Find and return each line containing "color".

- - - - -

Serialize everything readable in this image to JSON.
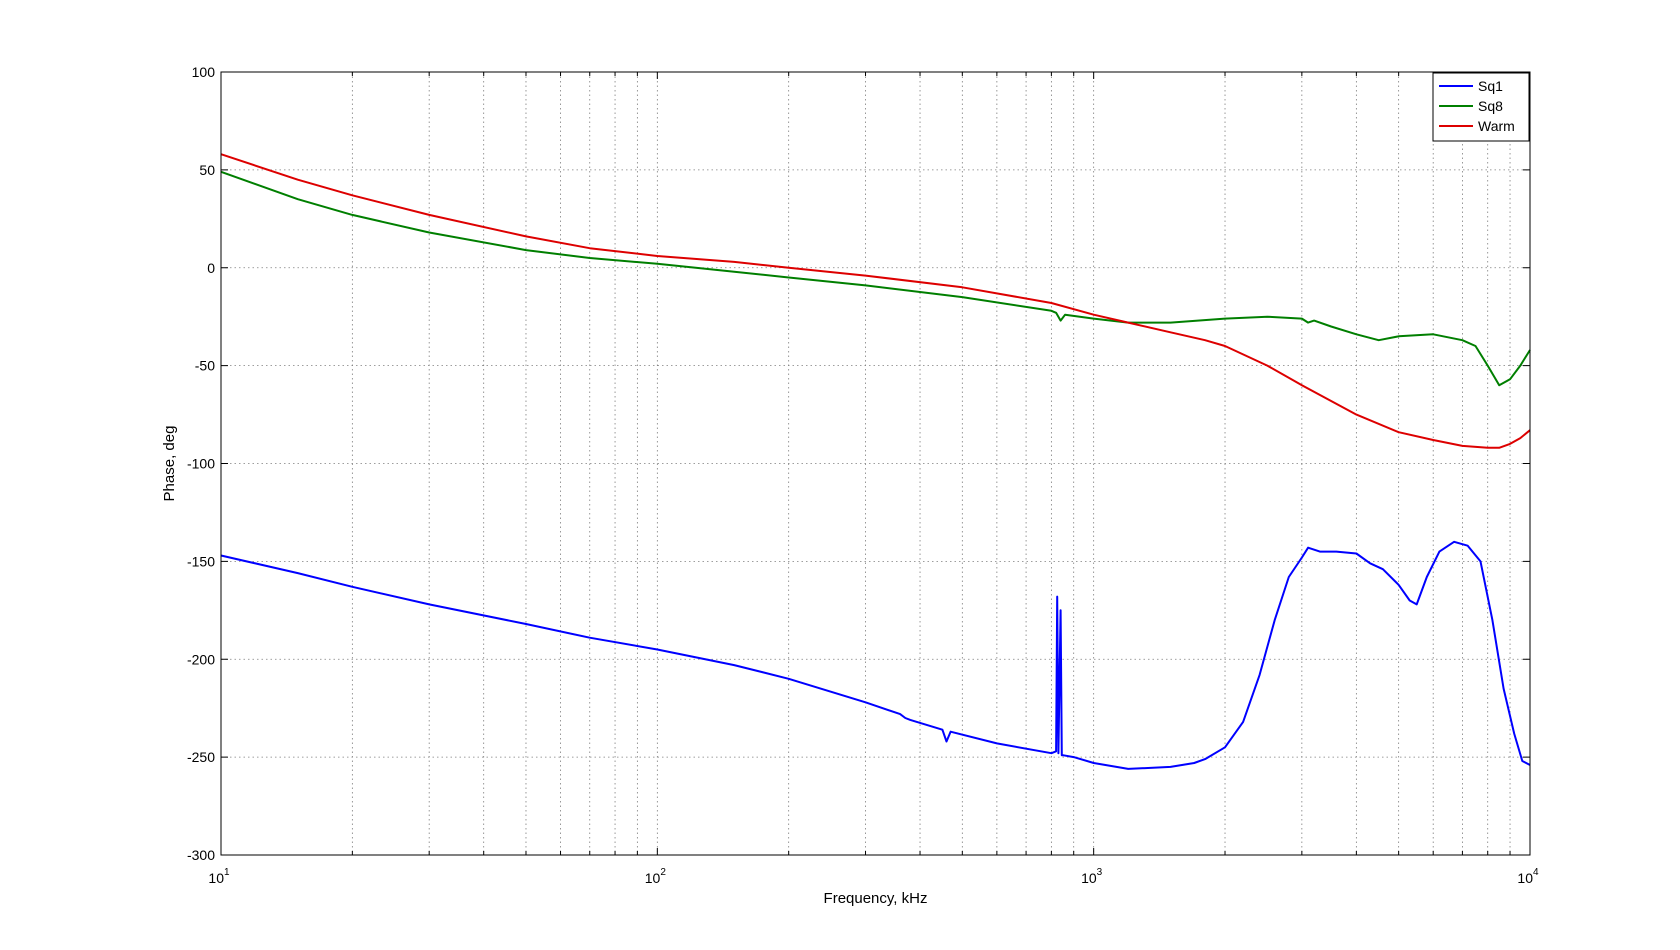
{
  "chart_data": {
    "type": "line",
    "title": "",
    "xlabel": "Frequency, kHz",
    "ylabel": "Phase, deg",
    "xscale": "log",
    "xlim": [
      10,
      10000
    ],
    "ylim": [
      -300,
      100
    ],
    "yticks": [
      100,
      50,
      0,
      -50,
      -100,
      -150,
      -200,
      -250,
      -300
    ],
    "xticks": [
      {
        "value": 10,
        "base": "10",
        "exp": "1"
      },
      {
        "value": 100,
        "base": "10",
        "exp": "2"
      },
      {
        "value": 1000,
        "base": "10",
        "exp": "3"
      },
      {
        "value": 10000,
        "base": "10",
        "exp": "4"
      }
    ],
    "grid": true,
    "legend_position": "top-right",
    "series": [
      {
        "name": "Sq1",
        "color": "#0000ff",
        "x": [
          10,
          15,
          20,
          30,
          50,
          70,
          100,
          150,
          200,
          300,
          360,
          370,
          380,
          450,
          460,
          470,
          600,
          800,
          820,
          825,
          830,
          840,
          845,
          850,
          900,
          1000,
          1200,
          1500,
          1700,
          1800,
          2000,
          2200,
          2400,
          2600,
          2800,
          3000,
          3100,
          3300,
          3600,
          4000,
          4300,
          4600,
          5000,
          5300,
          5500,
          5800,
          6200,
          6700,
          7200,
          7700,
          8200,
          8700,
          9200,
          9600,
          10000
        ],
        "y": [
          -147,
          -156,
          -163,
          -172,
          -182,
          -189,
          -195,
          -203,
          -210,
          -222,
          -228,
          -230,
          -231,
          -236,
          -242,
          -237,
          -243,
          -248,
          -247,
          -168,
          -248,
          -175,
          -249,
          -249,
          -250,
          -253,
          -256,
          -255,
          -253,
          -251,
          -245,
          -232,
          -208,
          -180,
          -158,
          -148,
          -143,
          -145,
          -145,
          -146,
          -151,
          -154,
          -162,
          -170,
          -172,
          -158,
          -145,
          -140,
          -142,
          -150,
          -180,
          -215,
          -238,
          -252,
          -254
        ]
      },
      {
        "name": "Sq8",
        "color": "#007f00",
        "x": [
          10,
          15,
          20,
          30,
          50,
          70,
          100,
          150,
          200,
          300,
          500,
          800,
          820,
          840,
          860,
          1000,
          1200,
          1500,
          2000,
          2500,
          3000,
          3100,
          3200,
          3500,
          4000,
          4500,
          5000,
          6000,
          7000,
          7500,
          8000,
          8500,
          9000,
          9500,
          10000
        ],
        "y": [
          49,
          35,
          27,
          18,
          9,
          5,
          2,
          -2,
          -5,
          -9,
          -15,
          -22,
          -23,
          -27,
          -24,
          -26,
          -28,
          -28,
          -26,
          -25,
          -26,
          -28,
          -27,
          -30,
          -34,
          -37,
          -35,
          -34,
          -37,
          -40,
          -50,
          -60,
          -57,
          -50,
          -42
        ]
      },
      {
        "name": "Warm",
        "color": "#dd0000",
        "x": [
          10,
          15,
          20,
          30,
          50,
          70,
          100,
          150,
          200,
          300,
          500,
          800,
          1000,
          1200,
          1500,
          1800,
          2000,
          2500,
          3000,
          4000,
          5000,
          6000,
          7000,
          8000,
          8500,
          9000,
          9500,
          10000
        ],
        "y": [
          58,
          45,
          37,
          27,
          16,
          10,
          6,
          3,
          0,
          -4,
          -10,
          -18,
          -24,
          -28,
          -33,
          -37,
          -40,
          -50,
          -60,
          -75,
          -84,
          -88,
          -91,
          -92,
          -92,
          -90,
          -87,
          -83
        ]
      }
    ]
  }
}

- - - - -

→ **RESULT FOR THIS EXERCISE**:
        "color": "#0000ff",
        "color": "#007f00",
        "color": "#dd0000",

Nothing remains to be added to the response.